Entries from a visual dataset
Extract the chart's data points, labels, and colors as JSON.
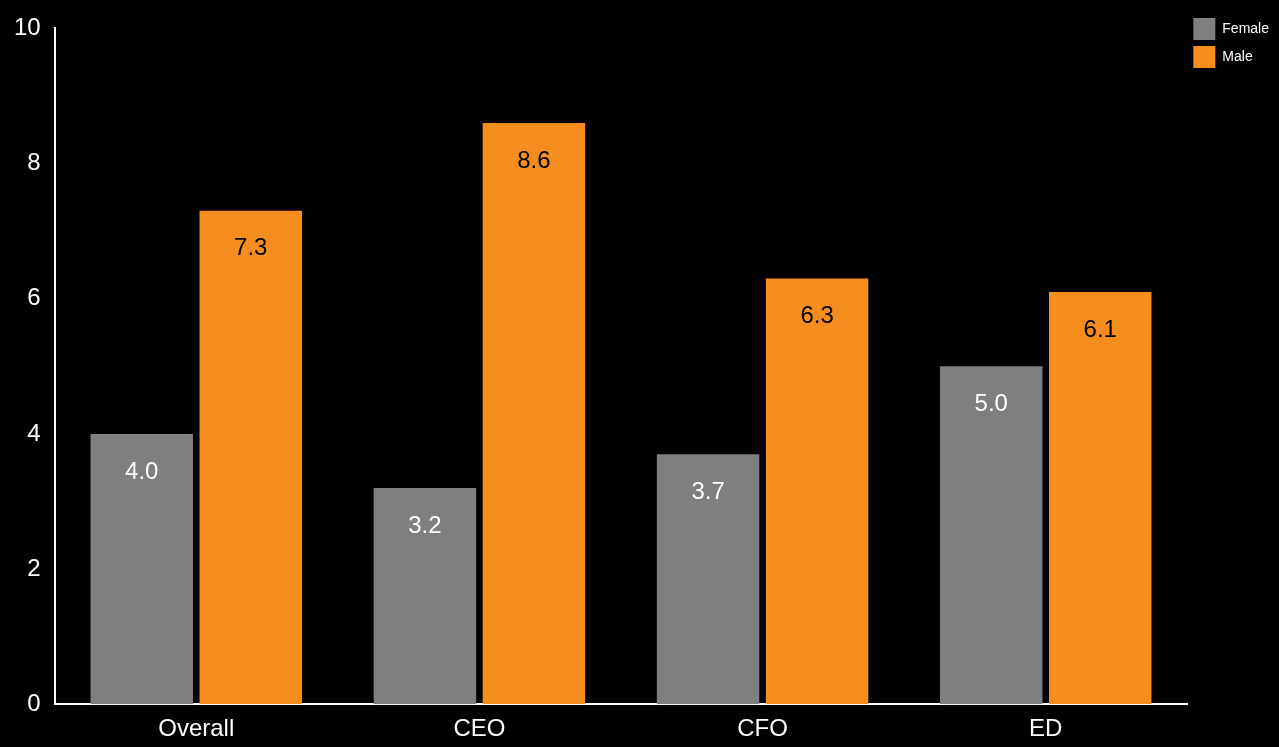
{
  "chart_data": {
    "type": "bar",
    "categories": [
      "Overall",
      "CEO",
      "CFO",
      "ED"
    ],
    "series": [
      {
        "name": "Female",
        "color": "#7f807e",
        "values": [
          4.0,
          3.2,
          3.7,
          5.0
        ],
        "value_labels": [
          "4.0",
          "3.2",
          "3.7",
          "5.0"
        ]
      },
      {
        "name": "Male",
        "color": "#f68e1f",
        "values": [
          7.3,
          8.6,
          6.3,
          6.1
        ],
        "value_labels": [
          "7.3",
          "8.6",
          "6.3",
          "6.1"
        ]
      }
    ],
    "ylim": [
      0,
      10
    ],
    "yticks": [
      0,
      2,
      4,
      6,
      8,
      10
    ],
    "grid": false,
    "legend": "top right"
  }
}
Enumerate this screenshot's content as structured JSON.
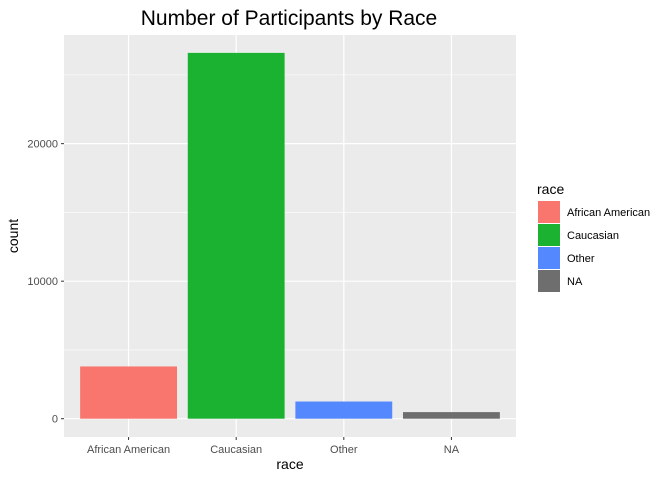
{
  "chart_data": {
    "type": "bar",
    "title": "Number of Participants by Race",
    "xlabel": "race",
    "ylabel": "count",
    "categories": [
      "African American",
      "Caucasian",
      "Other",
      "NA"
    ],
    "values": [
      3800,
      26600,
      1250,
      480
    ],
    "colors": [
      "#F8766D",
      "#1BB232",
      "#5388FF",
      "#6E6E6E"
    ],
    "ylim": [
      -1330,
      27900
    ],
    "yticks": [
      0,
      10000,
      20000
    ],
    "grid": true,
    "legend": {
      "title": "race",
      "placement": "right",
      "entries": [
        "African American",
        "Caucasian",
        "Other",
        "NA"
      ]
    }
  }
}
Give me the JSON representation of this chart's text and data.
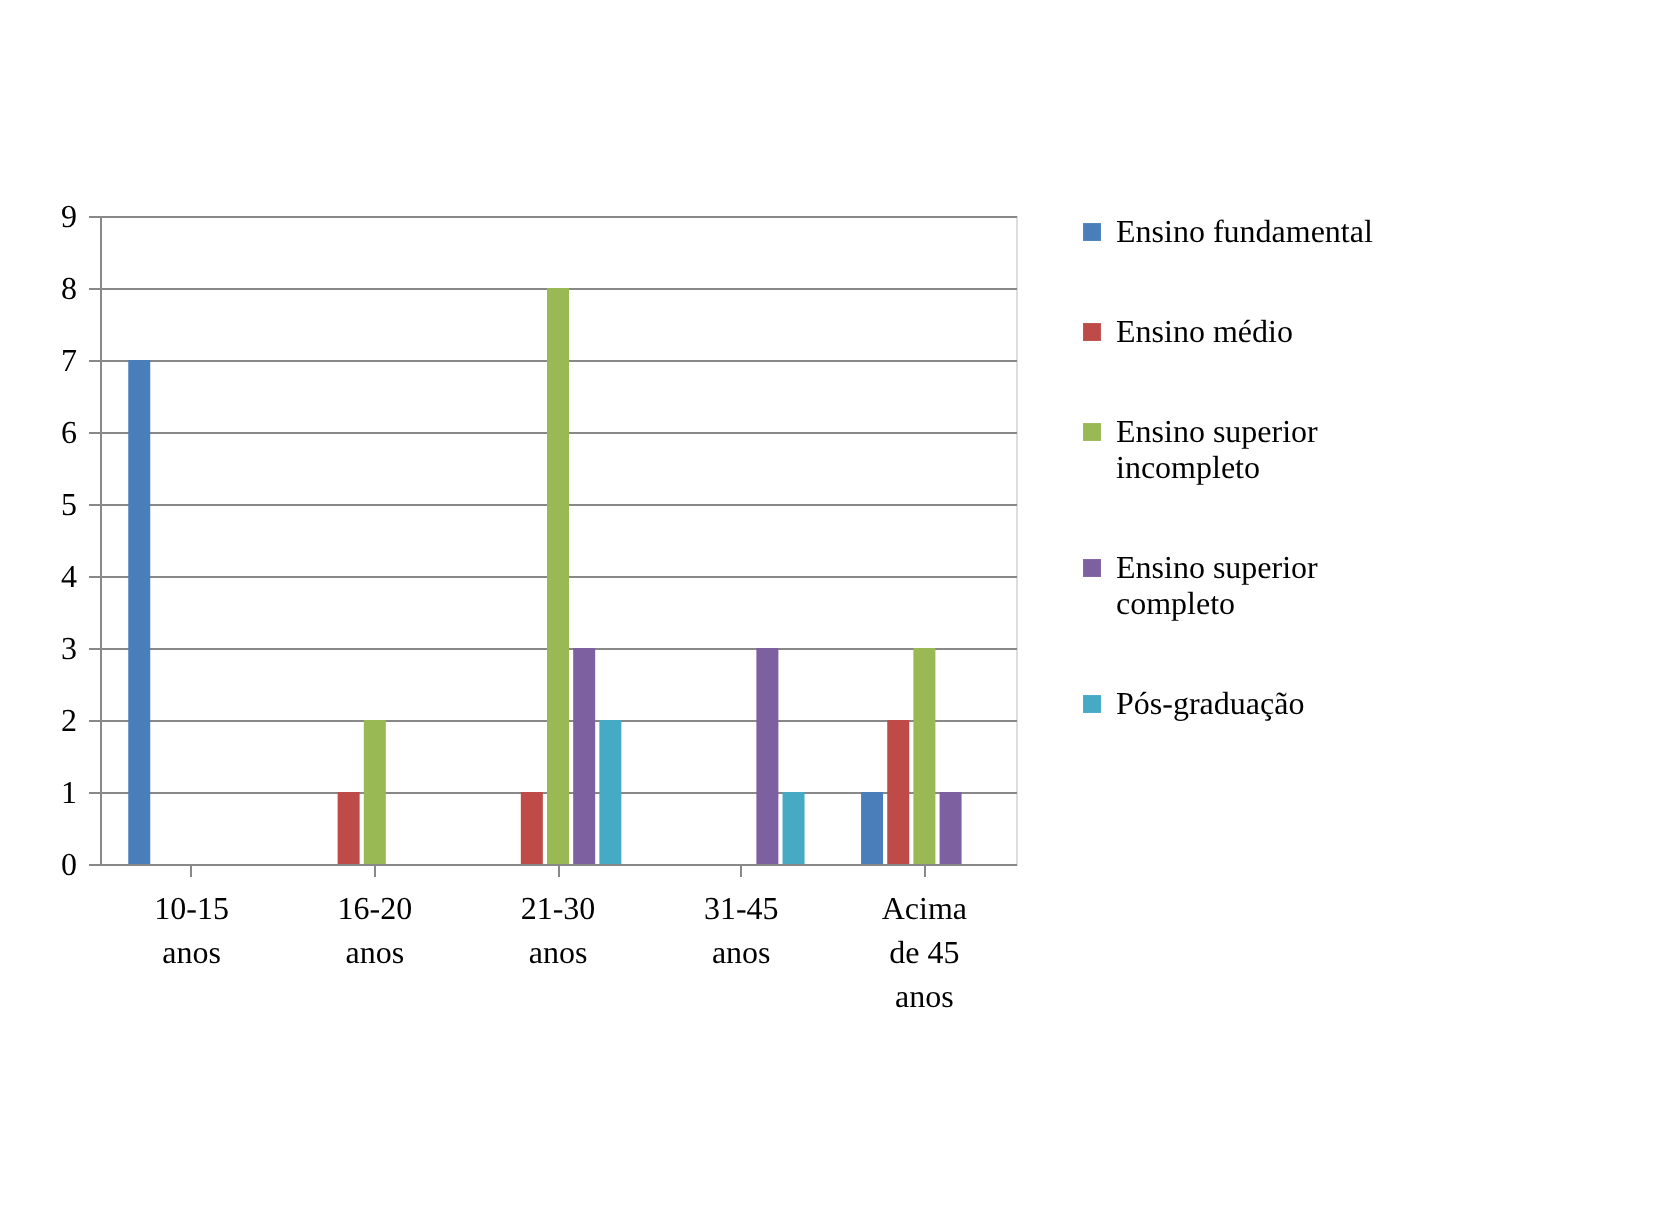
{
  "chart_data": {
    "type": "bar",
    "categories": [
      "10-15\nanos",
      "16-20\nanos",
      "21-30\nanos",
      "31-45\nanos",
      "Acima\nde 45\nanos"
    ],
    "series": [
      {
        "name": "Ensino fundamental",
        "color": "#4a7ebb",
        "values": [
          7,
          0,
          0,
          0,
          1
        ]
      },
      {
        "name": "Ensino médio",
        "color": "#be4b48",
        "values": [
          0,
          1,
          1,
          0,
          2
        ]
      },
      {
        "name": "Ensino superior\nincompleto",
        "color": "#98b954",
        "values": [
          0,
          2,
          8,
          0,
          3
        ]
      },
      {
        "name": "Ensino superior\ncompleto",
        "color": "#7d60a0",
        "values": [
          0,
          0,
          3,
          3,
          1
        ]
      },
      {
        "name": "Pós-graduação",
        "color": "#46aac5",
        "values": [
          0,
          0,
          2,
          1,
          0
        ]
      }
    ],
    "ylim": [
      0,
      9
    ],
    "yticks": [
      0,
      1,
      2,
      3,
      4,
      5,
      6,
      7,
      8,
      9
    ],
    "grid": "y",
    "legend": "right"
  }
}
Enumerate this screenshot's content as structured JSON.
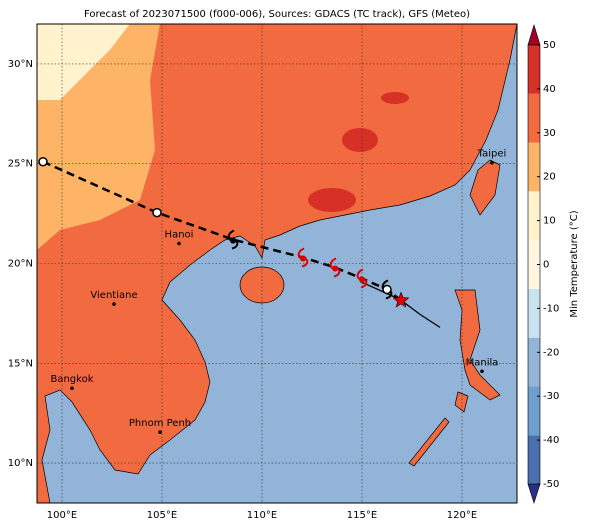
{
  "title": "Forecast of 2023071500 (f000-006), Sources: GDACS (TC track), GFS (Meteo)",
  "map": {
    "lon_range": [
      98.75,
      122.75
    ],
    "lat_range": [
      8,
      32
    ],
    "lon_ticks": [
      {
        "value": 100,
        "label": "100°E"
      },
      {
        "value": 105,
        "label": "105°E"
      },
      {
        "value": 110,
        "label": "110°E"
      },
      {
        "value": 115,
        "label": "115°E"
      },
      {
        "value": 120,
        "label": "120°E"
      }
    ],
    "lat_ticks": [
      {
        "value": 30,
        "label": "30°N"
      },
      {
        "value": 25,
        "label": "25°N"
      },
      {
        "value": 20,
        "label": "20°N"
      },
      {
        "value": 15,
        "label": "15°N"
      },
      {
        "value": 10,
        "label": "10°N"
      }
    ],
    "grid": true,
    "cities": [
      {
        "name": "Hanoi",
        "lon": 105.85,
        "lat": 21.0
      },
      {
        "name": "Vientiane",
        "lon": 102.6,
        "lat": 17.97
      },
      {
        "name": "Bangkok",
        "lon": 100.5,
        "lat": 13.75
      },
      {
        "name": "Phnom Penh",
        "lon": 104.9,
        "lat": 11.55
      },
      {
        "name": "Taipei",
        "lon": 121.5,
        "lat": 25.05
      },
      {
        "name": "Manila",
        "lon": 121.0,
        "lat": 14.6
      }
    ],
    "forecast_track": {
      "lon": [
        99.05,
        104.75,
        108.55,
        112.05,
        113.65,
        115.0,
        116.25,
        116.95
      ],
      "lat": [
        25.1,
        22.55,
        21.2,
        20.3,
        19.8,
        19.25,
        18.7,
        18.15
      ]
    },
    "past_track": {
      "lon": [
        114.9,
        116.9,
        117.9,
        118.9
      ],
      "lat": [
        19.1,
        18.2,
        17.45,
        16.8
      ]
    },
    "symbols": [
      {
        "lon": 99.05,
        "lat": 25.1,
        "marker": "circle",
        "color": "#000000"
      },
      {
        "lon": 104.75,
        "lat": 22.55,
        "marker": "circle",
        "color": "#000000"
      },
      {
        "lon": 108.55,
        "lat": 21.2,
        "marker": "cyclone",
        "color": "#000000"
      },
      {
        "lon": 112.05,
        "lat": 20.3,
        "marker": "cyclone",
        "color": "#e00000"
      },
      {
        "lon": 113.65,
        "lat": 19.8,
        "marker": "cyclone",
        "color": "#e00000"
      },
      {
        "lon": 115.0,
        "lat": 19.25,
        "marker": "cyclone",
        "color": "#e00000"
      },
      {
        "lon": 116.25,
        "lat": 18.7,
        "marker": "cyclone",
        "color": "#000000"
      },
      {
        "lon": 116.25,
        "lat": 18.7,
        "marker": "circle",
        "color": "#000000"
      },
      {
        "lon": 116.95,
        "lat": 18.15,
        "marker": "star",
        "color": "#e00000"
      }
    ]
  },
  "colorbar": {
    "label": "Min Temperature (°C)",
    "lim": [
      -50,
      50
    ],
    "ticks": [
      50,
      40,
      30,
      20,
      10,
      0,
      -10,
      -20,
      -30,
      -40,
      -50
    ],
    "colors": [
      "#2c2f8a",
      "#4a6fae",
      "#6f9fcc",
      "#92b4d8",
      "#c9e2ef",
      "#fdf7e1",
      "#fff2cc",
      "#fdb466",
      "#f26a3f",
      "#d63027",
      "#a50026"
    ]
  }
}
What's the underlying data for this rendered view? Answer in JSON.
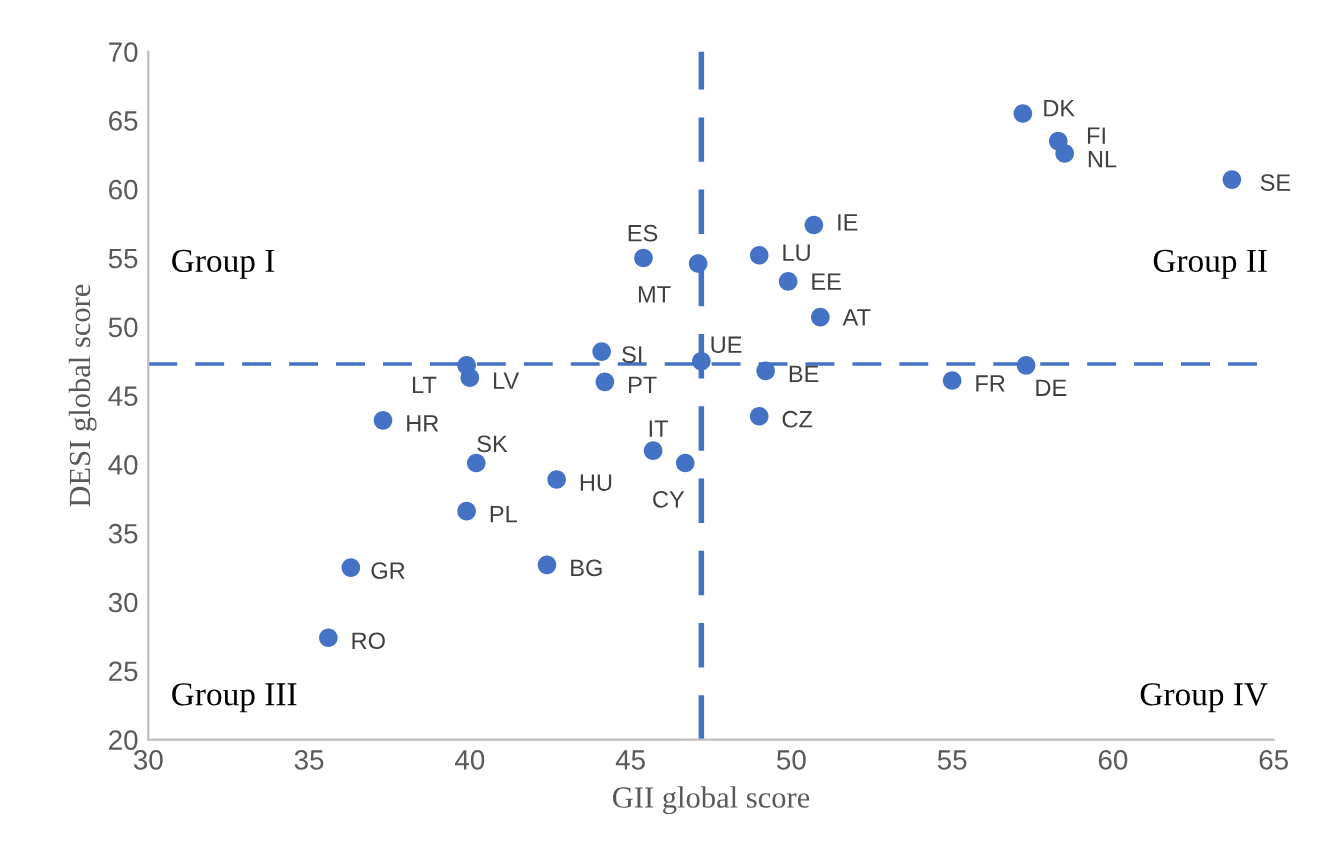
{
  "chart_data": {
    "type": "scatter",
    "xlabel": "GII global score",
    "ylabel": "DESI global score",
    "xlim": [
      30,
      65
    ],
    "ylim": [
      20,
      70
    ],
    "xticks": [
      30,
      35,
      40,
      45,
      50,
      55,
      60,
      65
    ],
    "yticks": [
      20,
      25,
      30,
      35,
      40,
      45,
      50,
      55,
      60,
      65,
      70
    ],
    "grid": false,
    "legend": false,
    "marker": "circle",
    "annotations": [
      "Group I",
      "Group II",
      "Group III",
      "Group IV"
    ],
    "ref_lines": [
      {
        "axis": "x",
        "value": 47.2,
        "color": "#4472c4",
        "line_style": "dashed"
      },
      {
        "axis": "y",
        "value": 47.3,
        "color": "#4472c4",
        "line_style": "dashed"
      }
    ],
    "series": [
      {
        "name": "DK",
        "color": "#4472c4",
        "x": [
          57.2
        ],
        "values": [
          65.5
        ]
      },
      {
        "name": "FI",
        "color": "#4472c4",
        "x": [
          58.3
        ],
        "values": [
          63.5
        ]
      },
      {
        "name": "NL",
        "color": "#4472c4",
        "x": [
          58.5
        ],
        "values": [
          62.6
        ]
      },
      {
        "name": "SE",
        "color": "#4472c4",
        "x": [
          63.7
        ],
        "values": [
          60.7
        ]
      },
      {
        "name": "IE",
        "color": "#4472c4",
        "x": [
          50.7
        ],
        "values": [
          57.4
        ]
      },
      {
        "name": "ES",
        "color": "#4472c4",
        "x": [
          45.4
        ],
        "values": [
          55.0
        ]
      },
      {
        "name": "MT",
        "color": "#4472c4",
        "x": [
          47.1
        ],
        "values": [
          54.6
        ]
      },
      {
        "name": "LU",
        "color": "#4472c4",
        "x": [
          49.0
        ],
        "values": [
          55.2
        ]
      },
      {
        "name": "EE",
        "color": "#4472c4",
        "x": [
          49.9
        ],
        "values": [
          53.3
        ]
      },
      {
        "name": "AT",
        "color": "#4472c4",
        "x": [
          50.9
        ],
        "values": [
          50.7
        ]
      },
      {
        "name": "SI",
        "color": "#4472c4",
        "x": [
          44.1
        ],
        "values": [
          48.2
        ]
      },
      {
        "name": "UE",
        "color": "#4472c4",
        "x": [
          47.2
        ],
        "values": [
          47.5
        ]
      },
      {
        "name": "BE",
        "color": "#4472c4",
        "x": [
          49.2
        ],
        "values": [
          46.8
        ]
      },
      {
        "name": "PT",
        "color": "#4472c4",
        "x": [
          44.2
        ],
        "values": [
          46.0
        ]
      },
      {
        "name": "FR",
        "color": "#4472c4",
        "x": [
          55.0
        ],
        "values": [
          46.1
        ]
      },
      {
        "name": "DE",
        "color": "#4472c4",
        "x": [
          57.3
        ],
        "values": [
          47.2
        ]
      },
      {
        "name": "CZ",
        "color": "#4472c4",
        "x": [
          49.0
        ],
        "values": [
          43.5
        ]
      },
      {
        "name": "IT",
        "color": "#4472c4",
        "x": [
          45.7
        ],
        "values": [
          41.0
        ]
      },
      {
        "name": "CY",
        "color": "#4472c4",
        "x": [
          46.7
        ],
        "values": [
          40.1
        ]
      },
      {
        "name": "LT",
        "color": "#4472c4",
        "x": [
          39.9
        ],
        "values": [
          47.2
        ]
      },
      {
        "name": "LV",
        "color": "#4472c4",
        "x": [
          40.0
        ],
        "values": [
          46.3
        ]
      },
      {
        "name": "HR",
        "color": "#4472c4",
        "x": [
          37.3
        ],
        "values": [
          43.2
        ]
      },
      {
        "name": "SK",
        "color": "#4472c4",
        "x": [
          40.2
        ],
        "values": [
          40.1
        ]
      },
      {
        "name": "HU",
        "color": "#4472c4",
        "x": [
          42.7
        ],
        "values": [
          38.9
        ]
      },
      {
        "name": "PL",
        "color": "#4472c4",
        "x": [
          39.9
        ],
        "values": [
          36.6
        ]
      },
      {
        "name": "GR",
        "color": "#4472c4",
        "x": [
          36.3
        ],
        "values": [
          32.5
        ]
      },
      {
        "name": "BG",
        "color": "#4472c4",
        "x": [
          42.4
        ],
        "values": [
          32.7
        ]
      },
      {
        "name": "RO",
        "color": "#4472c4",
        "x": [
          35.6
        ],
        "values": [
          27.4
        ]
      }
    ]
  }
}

Aim of the exercise:
Read the entries above, then pull out the lines that include "legend".

Written answer:
    "legend": "top right"
    "legend": {
    "legend": "right"
    "legend": false,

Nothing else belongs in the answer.